** start Record extracts **

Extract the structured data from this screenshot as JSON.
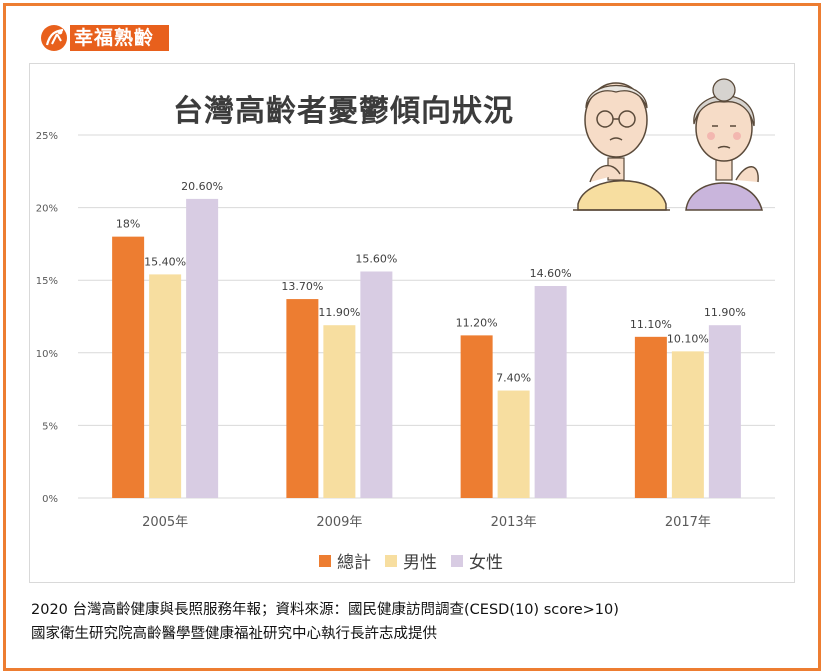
{
  "logo": {
    "text": "幸福熟齡"
  },
  "colors": {
    "total": "#ed7d31",
    "male": "#f7dea0",
    "female": "#d8cce3",
    "frame": "#ed7d31",
    "grid": "#d9d9d9"
  },
  "chart_data": {
    "type": "bar",
    "title": "台灣高齡者憂鬱傾向狀況",
    "categories": [
      "2005年",
      "2009年",
      "2013年",
      "2017年"
    ],
    "series": [
      {
        "name": "總計",
        "values": [
          18,
          13.7,
          11.2,
          11.1
        ],
        "labels": [
          "18%",
          "13.70%",
          "11.20%",
          "11.10%"
        ]
      },
      {
        "name": "男性",
        "values": [
          15.4,
          11.9,
          7.4,
          10.1
        ],
        "labels": [
          "15.40%",
          "11.90%",
          "7.40%",
          "10.10%"
        ]
      },
      {
        "name": "女性",
        "values": [
          20.6,
          15.6,
          14.6,
          11.9
        ],
        "labels": [
          "20.60%",
          "15.60%",
          "14.60%",
          "11.90%"
        ]
      }
    ],
    "ylim": [
      0,
      25
    ],
    "yticks": [
      "0%",
      "5%",
      "10%",
      "15%",
      "20%",
      "25%"
    ],
    "grid": true,
    "legend": "bottom"
  },
  "footer": {
    "line1": "2020 台灣高齡健康與長照服務年報；資料來源：國民健康訪問調查(CESD(10) score>10)",
    "line2": "國家衛生研究院高齡醫學暨健康福祉研究中心執行長許志成提供"
  }
}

** end Record extracts **

What you need to do:
Transcribe the full listing character for character. Pictures are excluded.

Solution below:
Extract the structured data from this screenshot as JSON.
{
  "logo": {
    "text": "幸福熟齡"
  },
  "colors": {
    "total": "#ed7d31",
    "male": "#f7dea0",
    "female": "#d8cce3",
    "frame": "#ed7d31",
    "grid": "#d9d9d9"
  },
  "chart_data": {
    "type": "bar",
    "title": "台灣高齡者憂鬱傾向狀況",
    "categories": [
      "2005年",
      "2009年",
      "2013年",
      "2017年"
    ],
    "series": [
      {
        "name": "總計",
        "values": [
          18,
          13.7,
          11.2,
          11.1
        ],
        "labels": [
          "18%",
          "13.70%",
          "11.20%",
          "11.10%"
        ]
      },
      {
        "name": "男性",
        "values": [
          15.4,
          11.9,
          7.4,
          10.1
        ],
        "labels": [
          "15.40%",
          "11.90%",
          "7.40%",
          "10.10%"
        ]
      },
      {
        "name": "女性",
        "values": [
          20.6,
          15.6,
          14.6,
          11.9
        ],
        "labels": [
          "20.60%",
          "15.60%",
          "14.60%",
          "11.90%"
        ]
      }
    ],
    "ylim": [
      0,
      25
    ],
    "yticks": [
      "0%",
      "5%",
      "10%",
      "15%",
      "20%",
      "25%"
    ],
    "grid": true,
    "legend": "bottom"
  },
  "footer": {
    "line1": "2020 台灣高齡健康與長照服務年報；資料來源：國民健康訪問調查(CESD(10) score>10)",
    "line2": "國家衛生研究院高齡醫學暨健康福祉研究中心執行長許志成提供"
  }
}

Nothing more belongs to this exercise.